TASK TO CARRY OUT: Copy every record word for word.
### PROVIDED RECORDS
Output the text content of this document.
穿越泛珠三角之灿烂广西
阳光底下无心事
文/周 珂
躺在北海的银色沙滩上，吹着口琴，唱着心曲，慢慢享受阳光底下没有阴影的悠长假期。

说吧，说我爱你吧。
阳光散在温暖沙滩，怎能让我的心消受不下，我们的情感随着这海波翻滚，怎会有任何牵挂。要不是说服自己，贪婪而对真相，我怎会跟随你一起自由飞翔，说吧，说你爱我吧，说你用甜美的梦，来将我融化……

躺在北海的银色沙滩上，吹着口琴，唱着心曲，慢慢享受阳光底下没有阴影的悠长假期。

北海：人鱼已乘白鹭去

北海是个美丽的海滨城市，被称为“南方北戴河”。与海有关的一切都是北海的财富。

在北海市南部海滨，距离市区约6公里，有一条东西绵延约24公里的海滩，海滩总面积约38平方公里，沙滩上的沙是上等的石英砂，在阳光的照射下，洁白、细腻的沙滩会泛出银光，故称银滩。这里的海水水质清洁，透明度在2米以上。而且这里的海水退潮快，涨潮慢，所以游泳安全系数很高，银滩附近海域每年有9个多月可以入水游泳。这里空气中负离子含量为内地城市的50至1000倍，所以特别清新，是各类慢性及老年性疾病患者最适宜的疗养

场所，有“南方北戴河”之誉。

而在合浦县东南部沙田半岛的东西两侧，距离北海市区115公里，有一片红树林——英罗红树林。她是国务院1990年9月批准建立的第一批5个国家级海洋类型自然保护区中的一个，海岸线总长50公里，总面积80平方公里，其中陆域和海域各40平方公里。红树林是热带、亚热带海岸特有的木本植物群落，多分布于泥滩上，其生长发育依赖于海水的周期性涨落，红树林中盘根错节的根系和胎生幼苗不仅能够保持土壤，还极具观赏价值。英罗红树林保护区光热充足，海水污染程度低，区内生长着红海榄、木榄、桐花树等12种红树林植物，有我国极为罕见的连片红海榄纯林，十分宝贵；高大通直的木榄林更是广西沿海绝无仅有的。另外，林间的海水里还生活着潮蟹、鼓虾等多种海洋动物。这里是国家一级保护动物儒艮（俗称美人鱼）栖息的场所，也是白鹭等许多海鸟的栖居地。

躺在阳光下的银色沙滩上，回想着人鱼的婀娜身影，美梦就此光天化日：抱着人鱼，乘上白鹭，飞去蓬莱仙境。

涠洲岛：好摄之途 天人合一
######
ANSWER FOR THE TASK:
Output the text content of this document.
穿越泛珠三角之灿烂广西
阳光底下无心事
文/周 珂
躺在北海的银色沙滩上，吹着口琴，唱着心曲，慢慢享受阳光底下没有阴影的悠长假期。

说吧，说我爱你吧。
阳光散在温暖沙滩，怎能让我的心消受不下，我们的情感随着这海波翻滚，怎会有任何牵挂。要不是说服自己，贪婪而对真相，我怎会跟随你一起自由飞翔，说吧，说你爱我吧，说你用甜美的梦，来将我融化……

躺在北海的银色沙滩上，吹着口琴，唱着心曲，慢慢享受阳光底下没有阴影的悠长假期。

北海：人鱼已乘白鹭去

北海是个美丽的海滨城市，被称为“南方北戴河”。与海有关的一切都是北海的财富。

在北海市南部海滨，距离市区约6公里，有一条东西绵延约24公里的海滩，海滩总面积约38平方公里，沙滩上的沙是上等的石英砂，在阳光的照射下，洁白、细腻的沙滩会泛出银光，故称银滩。这里的海水水质清洁，透明度在2米以上。而且这里的海水退潮快，涨潮慢，所以游泳安全系数很高，银滩附近海域每年有9个多月可以入水游泳。这里空气中负离子含量为内地城市的50至1000倍，所以特别清新，是各类慢性及老年性疾病患者最适宜的疗养

场所，有“南方北戴河”之誉。

而在合浦县东南部沙田半岛的东西两侧，距离北海市区115公里，有一片红树林——英罗红树林。她是国务院1990年9月批准建立的第一批5个国家级海洋类型自然保护区中的一个，海岸线总长50公里，总面积80平方公里，其中陆域和海域各40平方公里。红树林是热带、亚热带海岸特有的木本植物群落，多分布于泥滩上，其生长发育依赖于海水的周期性涨落，红树林中盘根错节的根系和胎生幼苗不仅能够保持土壤，还极具观赏价值。英罗红树林保护区光热充足，海水污染程度低，区内生长着红海榄、木榄、桐花树等12种红树林植物，有我国极为罕见的连片红海榄纯林，十分宝贵；高大通直的木榄林更是广西沿海绝无仅有的。另外，林间的海水里还生活着潮蟹、鼓虾等多种海洋动物。这里是国家一级保护动物儒艮（俗称美人鱼）栖息的场所，也是白鹭等许多海鸟的栖居地。

躺在阳光下的银色沙滩上，回想着人鱼的婀娜身影，美梦就此光天化日：抱着人鱼，乘上白鹭，飞去蓬莱仙境。

涠洲岛：好摄之途 天人合一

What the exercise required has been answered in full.